--- START ---

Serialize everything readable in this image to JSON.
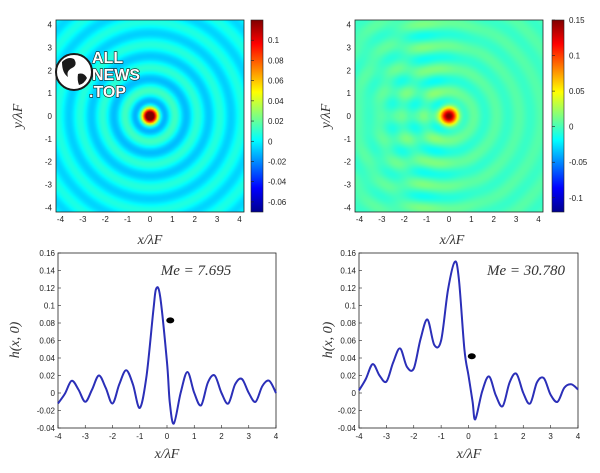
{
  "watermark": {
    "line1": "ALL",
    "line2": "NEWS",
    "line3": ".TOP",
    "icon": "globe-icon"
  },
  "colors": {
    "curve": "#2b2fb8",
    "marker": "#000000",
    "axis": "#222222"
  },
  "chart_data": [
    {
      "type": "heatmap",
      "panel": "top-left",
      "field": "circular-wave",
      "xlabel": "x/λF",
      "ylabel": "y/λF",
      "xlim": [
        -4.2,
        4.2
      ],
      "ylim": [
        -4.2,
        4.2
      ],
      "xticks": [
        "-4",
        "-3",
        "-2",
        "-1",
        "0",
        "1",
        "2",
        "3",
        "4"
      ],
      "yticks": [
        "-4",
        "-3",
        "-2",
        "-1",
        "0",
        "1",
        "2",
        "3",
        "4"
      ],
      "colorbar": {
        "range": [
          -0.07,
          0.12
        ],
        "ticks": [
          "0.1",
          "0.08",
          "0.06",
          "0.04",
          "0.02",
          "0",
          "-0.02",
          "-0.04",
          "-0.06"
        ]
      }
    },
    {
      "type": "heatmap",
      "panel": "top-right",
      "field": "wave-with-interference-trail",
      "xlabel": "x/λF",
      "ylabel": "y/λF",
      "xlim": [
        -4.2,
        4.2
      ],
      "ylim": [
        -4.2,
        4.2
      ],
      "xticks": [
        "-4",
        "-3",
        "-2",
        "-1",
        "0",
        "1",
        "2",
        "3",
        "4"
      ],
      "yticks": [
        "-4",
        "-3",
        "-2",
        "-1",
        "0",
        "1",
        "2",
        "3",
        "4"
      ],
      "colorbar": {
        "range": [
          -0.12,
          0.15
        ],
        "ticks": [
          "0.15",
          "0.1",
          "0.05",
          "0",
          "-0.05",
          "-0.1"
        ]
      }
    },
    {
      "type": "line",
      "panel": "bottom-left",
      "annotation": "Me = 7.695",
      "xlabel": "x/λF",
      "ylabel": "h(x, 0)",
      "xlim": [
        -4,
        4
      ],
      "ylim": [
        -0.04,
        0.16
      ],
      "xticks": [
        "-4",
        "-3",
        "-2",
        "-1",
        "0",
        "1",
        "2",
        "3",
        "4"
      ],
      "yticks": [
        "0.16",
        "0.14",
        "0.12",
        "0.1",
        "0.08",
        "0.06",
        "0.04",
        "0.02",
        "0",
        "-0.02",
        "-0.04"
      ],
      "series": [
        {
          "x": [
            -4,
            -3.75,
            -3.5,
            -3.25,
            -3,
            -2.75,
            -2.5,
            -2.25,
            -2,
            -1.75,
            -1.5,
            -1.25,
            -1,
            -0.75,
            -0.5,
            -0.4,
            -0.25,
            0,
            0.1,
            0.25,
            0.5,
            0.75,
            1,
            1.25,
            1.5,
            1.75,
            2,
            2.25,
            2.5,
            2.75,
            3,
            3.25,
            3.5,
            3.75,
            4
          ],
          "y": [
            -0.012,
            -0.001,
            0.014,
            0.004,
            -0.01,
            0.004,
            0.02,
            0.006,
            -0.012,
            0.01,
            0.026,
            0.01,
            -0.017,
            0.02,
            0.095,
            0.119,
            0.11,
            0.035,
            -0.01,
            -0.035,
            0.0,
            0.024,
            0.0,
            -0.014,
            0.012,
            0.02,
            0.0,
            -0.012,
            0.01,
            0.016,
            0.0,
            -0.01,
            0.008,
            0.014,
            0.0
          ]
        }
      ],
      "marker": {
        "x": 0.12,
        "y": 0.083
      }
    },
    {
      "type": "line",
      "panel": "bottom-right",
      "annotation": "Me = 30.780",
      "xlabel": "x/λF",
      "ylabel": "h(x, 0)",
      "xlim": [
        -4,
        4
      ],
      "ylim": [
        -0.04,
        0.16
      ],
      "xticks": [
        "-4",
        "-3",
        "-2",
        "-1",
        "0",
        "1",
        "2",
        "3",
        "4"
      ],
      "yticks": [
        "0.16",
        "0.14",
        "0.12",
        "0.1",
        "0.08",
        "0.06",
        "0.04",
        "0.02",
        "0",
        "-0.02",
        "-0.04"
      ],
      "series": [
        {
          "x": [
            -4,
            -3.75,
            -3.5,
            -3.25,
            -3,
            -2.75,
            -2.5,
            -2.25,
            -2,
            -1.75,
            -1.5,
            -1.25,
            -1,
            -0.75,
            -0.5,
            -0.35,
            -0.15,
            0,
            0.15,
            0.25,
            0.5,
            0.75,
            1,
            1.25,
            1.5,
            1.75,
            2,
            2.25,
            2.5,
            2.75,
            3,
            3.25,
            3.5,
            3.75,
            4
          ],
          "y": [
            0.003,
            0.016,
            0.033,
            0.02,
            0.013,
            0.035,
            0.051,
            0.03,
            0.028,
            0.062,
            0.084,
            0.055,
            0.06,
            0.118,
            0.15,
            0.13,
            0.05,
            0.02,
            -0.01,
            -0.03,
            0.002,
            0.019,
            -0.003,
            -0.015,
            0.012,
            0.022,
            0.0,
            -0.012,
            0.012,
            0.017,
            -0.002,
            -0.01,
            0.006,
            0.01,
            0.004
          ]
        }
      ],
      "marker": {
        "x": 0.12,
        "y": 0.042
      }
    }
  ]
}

--- END ---

TASK BRIEF ▸ Isolate the lines above that contain the word "field" and copy them.

OUTPUT ▸
      "field": "circular-wave",
      "field": "wave-with-interference-trail",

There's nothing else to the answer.